GOAL: Reproduce the entries in full, with no changes.

**** INPUT RECORDS

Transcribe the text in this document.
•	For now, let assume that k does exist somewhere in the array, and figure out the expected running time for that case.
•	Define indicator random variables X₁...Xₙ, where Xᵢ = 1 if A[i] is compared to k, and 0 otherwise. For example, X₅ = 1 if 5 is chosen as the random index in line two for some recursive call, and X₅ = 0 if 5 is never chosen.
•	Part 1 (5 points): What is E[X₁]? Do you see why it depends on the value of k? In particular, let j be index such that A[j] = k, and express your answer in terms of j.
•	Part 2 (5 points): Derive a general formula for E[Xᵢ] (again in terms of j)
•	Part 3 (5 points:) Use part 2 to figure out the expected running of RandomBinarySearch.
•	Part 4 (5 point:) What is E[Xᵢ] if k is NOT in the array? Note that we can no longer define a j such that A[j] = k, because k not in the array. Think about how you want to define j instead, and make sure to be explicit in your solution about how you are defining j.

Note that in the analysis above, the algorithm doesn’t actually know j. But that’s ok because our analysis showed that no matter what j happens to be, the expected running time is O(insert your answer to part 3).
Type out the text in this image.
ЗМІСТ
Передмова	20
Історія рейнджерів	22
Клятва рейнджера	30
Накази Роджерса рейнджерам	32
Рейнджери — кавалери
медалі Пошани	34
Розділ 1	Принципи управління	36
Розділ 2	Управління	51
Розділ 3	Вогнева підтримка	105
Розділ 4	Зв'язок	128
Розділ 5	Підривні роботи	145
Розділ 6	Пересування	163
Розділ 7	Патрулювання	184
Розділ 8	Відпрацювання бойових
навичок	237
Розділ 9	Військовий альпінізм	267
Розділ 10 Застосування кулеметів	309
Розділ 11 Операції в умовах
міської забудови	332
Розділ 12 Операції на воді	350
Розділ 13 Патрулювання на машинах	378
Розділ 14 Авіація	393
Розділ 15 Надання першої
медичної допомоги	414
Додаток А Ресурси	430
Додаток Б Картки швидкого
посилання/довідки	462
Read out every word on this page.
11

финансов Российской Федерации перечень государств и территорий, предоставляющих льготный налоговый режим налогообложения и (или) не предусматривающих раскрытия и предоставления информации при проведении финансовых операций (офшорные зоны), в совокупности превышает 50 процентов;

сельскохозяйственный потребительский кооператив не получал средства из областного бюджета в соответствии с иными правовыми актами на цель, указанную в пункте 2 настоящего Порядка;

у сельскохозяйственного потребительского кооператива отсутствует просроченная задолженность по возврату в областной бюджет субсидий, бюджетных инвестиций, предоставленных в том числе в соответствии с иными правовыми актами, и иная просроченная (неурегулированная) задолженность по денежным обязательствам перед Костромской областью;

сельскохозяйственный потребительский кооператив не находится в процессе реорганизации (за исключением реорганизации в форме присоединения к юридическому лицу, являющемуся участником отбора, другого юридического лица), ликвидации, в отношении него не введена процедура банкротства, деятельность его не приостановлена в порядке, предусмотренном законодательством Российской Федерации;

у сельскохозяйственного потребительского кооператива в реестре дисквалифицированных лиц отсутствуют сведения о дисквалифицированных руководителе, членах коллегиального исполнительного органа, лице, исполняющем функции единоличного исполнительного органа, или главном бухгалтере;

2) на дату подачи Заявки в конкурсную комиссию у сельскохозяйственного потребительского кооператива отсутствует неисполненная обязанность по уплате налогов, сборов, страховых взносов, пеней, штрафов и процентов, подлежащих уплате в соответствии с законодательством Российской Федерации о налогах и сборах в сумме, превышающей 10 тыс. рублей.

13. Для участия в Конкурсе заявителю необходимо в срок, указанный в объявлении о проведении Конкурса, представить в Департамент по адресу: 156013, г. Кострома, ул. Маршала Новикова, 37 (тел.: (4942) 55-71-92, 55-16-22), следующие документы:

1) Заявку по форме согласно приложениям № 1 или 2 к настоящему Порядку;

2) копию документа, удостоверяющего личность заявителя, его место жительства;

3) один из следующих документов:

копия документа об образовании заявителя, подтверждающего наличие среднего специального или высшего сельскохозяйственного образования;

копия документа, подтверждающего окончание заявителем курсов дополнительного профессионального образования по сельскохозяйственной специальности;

********

REPLY TO THE TASK:
Transcribe the text in this document.
•	For now, let assume that k does exist somewhere in the array, and figure out the expected running time for that case.
•	Define indicator random variables X₁...Xₙ, where Xᵢ = 1 if A[i] is compared to k, and 0 otherwise. For example, X₅ = 1 if 5 is chosen as the random index in line two for some recursive call, and X₅ = 0 if 5 is never chosen.
•	Part 1 (5 points): What is E[X₁]? Do you see why it depends on the value of k? In particular, let j be index such that A[j] = k, and express your answer in terms of j.
•	Part 2 (5 points): Derive a general formula for E[Xᵢ] (again in terms of j)
•	Part 3 (5 points:) Use part 2 to figure out the expected running of RandomBinarySearch.
•	Part 4 (5 point:) What is E[Xᵢ] if k is NOT in the array? Note that we can no longer define a j such that A[j] = k, because k not in the array. Think about how you want to define j instead, and make sure to be explicit in your solution about how you are defining j.

Note that in the analysis above, the algorithm doesn’t actually know j. But that’s ok because our analysis showed that no matter what j happens to be, the expected running time is O(insert your answer to part 3).
Type out the text in this image.
ЗМІСТ
Передмова	20
Історія рейнджерів	22
Клятва рейнджера	30
Накази Роджерса рейнджерам	32
Рейнджери — кавалери
медалі Пошани	34
Розділ 1	Принципи управління	36
Розділ 2	Управління	51
Розділ 3	Вогнева підтримка	105
Розділ 4	Зв'язок	128
Розділ 5	Підривні роботи	145
Розділ 6	Пересування	163
Розділ 7	Патрулювання	184
Розділ 8	Відпрацювання бойових
навичок	237
Розділ 9	Військовий альпінізм	267
Розділ 10 Застосування кулеметів	309
Розділ 11 Операції в умовах
міської забудови	332
Розділ 12 Операції на воді	350
Розділ 13 Патрулювання на машинах	378
Розділ 14 Авіація	393
Розділ 15 Надання першої
медичної допомоги	414
Додаток А Ресурси	430
Додаток Б Картки швидкого
посилання/довідки	462
Read out every word on this page.
11

финансов Российской Федерации перечень государств и территорий, предоставляющих льготный налоговый режим налогообложения и (или) не предусматривающих раскрытия и предоставления информации при проведении финансовых операций (офшорные зоны), в совокупности превышает 50 процентов;

сельскохозяйственный потребительский кооператив не получал средства из областного бюджета в соответствии с иными правовыми актами на цель, указанную в пункте 2 настоящего Порядка;

у сельскохозяйственного потребительского кооператива отсутствует просроченная задолженность по возврату в областной бюджет субсидий, бюджетных инвестиций, предоставленных в том числе в соответствии с иными правовыми актами, и иная просроченная (неурегулированная) задолженность по денежным обязательствам перед Костромской областью;

сельскохозяйственный потребительский кооператив не находится в процессе реорганизации (за исключением реорганизации в форме присоединения к юридическому лицу, являющемуся участником отбора, другого юридического лица), ликвидации, в отношении него не введена процедура банкротства, деятельность его не приостановлена в порядке, предусмотренном законодательством Российской Федерации;

у сельскохозяйственного потребительского кооператива в реестре дисквалифицированных лиц отсутствуют сведения о дисквалифицированных руководителе, членах коллегиального исполнительного органа, лице, исполняющем функции единоличного исполнительного органа, или главном бухгалтере;

2) на дату подачи Заявки в конкурсную комиссию у сельскохозяйственного потребительского кооператива отсутствует неисполненная обязанность по уплате налогов, сборов, страховых взносов, пеней, штрафов и процентов, подлежащих уплате в соответствии с законодательством Российской Федерации о налогах и сборах в сумме, превышающей 10 тыс. рублей.

13. Для участия в Конкурсе заявителю необходимо в срок, указанный в объявлении о проведении Конкурса, представить в Департамент по адресу: 156013, г. Кострома, ул. Маршала Новикова, 37 (тел.: (4942) 55-71-92, 55-16-22), следующие документы:

1) Заявку по форме согласно приложениям № 1 или 2 к настоящему Порядку;

2) копию документа, удостоверяющего личность заявителя, его место жительства;

3) один из следующих документов:

копия документа об образовании заявителя, подтверждающего наличие среднего специального или высшего сельскохозяйственного образования;

копия документа, подтверждающего окончание заявителем курсов дополнительного профессионального образования по сельскохозяйственной специальности;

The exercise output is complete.